Problem to work on: The exercise asks for every line of the data to be reproduced exactly.

Data listing:
------------

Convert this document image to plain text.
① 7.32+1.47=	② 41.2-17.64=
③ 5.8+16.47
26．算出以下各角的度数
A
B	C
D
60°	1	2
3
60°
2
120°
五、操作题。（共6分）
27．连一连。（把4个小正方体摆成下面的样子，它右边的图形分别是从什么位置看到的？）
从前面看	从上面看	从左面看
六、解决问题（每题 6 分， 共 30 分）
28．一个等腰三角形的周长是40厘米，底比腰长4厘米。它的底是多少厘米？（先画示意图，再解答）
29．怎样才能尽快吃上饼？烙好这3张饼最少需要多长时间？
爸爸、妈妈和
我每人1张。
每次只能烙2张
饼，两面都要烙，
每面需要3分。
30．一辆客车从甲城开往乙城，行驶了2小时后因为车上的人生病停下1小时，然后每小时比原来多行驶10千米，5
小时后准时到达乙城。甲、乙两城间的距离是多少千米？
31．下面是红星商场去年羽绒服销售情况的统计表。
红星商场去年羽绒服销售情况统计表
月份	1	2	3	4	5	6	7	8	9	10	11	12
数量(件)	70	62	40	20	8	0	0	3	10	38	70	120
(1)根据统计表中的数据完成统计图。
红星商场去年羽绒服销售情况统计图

------------

Exercise response:
Convert this document image to plain text.
① 7.32+1.47=	② 41.2-17.64=
③ 5.8+16.47
26．算出以下各角的度数
A
B	C
D
60°	1	2
3
60°
2
120°
五、操作题。（共6分）
27．连一连。（把4个小正方体摆成下面的样子，它右边的图形分别是从什么位置看到的？）
从前面看	从上面看	从左面看
六、解决问题（每题 6 分， 共 30 分）
28．一个等腰三角形的周长是40厘米，底比腰长4厘米。它的底是多少厘米？（先画示意图，再解答）
29．怎样才能尽快吃上饼？烙好这3张饼最少需要多长时间？
爸爸、妈妈和
我每人1张。
每次只能烙2张
饼，两面都要烙，
每面需要3分。
30．一辆客车从甲城开往乙城，行驶了2小时后因为车上的人生病停下1小时，然后每小时比原来多行驶10千米，5
小时后准时到达乙城。甲、乙两城间的距离是多少千米？
31．下面是红星商场去年羽绒服销售情况的统计表。
红星商场去年羽绒服销售情况统计表
月份	1	2	3	4	5	6	7	8	9	10	11	12
数量(件)	70	62	40	20	8	0	0	3	10	38	70	120
(1)根据统计表中的数据完成统计图。
红星商场去年羽绒服销售情况统计图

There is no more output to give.